-- What the task requires --
Locate the word "label" in the data below, then copy every line that holds it.
— Begin Data supplied —
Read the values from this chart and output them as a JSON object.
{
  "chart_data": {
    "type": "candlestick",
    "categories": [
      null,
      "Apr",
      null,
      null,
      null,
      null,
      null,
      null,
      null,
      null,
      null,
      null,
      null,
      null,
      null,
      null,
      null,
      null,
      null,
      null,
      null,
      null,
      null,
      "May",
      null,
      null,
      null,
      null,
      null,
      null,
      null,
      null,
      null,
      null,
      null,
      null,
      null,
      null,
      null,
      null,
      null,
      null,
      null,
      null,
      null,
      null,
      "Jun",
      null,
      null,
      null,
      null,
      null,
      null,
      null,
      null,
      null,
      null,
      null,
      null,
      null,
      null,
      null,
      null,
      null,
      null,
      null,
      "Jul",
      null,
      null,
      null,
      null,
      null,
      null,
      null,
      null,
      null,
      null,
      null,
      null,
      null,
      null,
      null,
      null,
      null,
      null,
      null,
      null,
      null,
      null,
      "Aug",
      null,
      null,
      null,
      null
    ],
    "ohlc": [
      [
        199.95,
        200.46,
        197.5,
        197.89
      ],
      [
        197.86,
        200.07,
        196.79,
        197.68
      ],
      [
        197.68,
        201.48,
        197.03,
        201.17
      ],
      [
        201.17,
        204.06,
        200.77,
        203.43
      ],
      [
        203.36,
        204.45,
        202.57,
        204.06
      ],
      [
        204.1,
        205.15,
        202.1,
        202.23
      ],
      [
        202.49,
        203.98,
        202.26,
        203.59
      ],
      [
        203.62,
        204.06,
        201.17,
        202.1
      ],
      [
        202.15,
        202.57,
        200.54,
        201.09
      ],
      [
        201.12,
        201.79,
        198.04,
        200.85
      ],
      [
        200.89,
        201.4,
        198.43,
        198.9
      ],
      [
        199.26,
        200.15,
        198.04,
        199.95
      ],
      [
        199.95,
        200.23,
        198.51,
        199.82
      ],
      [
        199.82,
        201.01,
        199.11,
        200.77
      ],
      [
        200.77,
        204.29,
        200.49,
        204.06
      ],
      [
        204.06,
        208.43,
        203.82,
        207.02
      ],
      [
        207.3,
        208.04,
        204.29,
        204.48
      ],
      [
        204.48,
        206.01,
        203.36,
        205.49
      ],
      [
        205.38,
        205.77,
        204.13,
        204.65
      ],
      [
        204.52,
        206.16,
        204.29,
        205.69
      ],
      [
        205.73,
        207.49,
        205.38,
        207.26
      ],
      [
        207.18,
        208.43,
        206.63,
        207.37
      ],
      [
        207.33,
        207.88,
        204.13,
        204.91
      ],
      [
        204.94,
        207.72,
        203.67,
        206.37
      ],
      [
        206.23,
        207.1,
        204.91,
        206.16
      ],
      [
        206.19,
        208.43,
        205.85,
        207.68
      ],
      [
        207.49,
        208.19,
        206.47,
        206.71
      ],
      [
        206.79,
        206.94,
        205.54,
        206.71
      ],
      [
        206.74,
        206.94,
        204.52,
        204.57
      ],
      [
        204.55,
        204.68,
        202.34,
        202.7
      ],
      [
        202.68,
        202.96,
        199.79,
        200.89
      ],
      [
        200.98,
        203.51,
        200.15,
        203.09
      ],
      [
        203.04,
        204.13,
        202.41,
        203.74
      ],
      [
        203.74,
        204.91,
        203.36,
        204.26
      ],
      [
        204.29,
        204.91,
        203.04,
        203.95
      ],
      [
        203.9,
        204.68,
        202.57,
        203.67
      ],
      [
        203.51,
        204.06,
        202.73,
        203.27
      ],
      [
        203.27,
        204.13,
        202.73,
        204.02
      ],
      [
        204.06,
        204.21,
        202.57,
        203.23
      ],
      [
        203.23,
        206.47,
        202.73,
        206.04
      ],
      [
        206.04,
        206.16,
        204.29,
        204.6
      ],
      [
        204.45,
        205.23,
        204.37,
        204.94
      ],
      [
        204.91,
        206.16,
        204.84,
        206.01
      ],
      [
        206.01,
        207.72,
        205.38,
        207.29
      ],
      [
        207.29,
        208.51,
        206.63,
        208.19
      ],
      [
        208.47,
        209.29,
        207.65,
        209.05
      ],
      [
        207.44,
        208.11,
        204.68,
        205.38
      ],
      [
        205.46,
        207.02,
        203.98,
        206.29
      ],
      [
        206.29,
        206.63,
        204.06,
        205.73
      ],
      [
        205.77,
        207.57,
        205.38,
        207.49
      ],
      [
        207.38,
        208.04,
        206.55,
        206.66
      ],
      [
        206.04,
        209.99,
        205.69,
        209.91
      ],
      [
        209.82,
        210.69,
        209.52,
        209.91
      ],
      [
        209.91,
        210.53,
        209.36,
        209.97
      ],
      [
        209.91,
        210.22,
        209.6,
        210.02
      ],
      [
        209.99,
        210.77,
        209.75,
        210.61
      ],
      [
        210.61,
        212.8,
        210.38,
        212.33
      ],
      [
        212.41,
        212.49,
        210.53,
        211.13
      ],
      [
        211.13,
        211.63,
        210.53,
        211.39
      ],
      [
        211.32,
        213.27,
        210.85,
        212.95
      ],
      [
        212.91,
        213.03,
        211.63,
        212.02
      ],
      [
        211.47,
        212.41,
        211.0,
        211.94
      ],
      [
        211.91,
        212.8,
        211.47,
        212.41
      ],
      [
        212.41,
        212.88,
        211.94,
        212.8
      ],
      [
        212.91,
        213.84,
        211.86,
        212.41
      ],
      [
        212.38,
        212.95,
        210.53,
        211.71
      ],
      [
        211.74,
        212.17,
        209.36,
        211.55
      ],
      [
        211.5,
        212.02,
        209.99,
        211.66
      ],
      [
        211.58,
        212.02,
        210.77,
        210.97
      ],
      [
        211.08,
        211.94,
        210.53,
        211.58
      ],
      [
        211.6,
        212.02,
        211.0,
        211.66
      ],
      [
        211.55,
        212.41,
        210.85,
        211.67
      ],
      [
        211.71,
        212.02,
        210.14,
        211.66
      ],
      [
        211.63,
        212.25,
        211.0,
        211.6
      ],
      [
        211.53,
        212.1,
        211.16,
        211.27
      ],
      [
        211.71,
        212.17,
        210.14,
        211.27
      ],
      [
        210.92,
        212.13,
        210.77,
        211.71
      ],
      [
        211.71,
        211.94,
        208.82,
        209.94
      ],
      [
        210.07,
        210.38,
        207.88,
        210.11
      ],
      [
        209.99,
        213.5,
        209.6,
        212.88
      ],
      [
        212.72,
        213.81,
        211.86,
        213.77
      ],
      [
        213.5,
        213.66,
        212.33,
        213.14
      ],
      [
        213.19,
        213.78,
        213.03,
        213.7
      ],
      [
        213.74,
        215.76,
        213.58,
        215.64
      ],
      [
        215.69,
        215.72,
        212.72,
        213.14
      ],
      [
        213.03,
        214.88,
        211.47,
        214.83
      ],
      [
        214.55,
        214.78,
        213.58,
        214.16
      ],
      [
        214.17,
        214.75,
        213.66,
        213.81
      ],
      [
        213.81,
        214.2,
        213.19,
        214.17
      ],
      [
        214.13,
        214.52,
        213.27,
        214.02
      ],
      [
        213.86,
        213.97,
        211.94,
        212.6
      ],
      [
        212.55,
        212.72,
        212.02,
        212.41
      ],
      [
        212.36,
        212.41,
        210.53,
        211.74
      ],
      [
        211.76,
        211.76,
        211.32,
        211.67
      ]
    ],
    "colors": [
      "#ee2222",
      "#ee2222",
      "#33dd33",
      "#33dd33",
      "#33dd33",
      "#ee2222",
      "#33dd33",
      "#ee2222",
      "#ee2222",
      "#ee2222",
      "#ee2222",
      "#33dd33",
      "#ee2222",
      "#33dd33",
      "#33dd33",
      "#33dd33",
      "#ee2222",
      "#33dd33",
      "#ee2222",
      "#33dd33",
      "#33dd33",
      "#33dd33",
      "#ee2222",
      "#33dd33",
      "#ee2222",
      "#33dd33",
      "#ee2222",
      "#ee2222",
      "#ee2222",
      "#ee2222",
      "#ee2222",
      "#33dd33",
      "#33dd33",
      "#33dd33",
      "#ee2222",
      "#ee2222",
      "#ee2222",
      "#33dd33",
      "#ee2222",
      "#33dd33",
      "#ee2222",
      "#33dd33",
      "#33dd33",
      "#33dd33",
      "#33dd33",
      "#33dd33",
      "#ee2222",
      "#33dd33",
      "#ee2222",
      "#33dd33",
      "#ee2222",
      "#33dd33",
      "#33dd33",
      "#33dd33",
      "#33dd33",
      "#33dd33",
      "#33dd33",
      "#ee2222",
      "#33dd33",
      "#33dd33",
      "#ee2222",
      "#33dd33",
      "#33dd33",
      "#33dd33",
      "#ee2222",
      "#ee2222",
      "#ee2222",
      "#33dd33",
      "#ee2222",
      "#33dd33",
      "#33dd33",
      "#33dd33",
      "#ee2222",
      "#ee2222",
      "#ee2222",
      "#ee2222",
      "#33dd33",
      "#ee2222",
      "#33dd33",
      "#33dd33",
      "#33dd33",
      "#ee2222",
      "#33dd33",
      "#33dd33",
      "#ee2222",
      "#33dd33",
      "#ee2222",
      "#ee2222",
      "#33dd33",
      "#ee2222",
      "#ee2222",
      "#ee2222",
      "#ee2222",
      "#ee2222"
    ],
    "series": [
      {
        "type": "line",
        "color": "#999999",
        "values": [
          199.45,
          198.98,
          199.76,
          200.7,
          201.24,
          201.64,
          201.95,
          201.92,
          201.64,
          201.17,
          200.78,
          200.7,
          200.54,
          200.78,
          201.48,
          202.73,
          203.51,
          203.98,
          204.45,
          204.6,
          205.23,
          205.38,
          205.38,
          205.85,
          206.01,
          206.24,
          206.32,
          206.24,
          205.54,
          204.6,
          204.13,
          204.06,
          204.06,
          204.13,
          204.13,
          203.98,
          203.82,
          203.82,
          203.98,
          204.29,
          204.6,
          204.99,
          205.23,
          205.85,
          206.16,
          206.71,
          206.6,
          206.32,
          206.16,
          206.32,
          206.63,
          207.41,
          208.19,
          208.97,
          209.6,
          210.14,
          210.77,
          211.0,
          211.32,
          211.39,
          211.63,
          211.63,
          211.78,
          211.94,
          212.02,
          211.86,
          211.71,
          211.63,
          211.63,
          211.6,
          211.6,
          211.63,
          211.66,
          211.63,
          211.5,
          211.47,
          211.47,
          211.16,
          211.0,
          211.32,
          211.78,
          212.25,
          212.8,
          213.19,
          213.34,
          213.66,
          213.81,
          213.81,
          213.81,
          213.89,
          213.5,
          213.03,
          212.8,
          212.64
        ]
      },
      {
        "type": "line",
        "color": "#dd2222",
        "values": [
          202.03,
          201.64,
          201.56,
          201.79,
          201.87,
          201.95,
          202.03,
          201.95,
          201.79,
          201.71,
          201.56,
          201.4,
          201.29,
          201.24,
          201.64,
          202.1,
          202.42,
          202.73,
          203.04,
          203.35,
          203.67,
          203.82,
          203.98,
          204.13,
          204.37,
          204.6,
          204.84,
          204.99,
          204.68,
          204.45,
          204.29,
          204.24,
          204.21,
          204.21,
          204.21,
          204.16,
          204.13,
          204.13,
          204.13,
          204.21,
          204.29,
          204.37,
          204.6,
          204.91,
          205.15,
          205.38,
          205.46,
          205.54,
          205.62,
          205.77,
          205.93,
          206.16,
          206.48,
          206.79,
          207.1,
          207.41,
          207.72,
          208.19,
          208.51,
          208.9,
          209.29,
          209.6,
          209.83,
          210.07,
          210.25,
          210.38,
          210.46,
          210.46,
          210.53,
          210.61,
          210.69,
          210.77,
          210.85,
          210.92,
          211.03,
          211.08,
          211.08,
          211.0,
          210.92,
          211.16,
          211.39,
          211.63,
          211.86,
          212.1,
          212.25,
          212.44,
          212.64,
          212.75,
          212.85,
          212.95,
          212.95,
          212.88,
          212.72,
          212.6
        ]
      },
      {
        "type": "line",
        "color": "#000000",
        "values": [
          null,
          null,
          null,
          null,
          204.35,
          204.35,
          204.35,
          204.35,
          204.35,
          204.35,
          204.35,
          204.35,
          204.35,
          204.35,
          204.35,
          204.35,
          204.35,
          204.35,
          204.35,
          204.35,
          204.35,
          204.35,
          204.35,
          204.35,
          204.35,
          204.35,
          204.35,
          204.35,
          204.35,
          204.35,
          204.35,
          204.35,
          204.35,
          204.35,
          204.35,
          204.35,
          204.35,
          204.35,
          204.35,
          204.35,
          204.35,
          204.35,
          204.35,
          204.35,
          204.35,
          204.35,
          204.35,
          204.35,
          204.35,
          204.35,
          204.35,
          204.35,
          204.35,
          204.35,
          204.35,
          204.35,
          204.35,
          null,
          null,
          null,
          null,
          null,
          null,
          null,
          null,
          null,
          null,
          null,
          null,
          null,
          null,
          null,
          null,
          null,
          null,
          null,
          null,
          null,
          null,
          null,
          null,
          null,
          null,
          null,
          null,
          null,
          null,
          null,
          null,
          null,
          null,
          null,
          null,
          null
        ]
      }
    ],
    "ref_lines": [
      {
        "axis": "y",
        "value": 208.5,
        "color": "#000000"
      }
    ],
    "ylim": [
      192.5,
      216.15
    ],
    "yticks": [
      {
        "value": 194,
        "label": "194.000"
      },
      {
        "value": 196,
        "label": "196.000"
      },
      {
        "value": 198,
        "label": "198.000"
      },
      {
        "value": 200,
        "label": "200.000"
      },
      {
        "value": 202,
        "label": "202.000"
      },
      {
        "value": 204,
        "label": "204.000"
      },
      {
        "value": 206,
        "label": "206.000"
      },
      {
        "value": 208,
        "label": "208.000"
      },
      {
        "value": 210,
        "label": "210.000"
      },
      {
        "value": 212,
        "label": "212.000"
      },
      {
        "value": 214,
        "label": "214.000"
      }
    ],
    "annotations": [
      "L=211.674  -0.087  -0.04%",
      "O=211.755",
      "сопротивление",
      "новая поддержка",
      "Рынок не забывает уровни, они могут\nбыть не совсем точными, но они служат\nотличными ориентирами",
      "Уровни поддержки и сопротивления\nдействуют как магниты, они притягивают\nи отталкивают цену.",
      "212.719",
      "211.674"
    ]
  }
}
— End Data supplied —
-- Final result --
        "label": "194.000"
        "label": "196.000"
        "label": "198.000"
        "label": "200.000"
        "label": "202.000"
        "label": "204.000"
        "label": "206.000"
        "label": "208.000"
        "label": "210.000"
        "label": "212.000"
        "label": "214.000"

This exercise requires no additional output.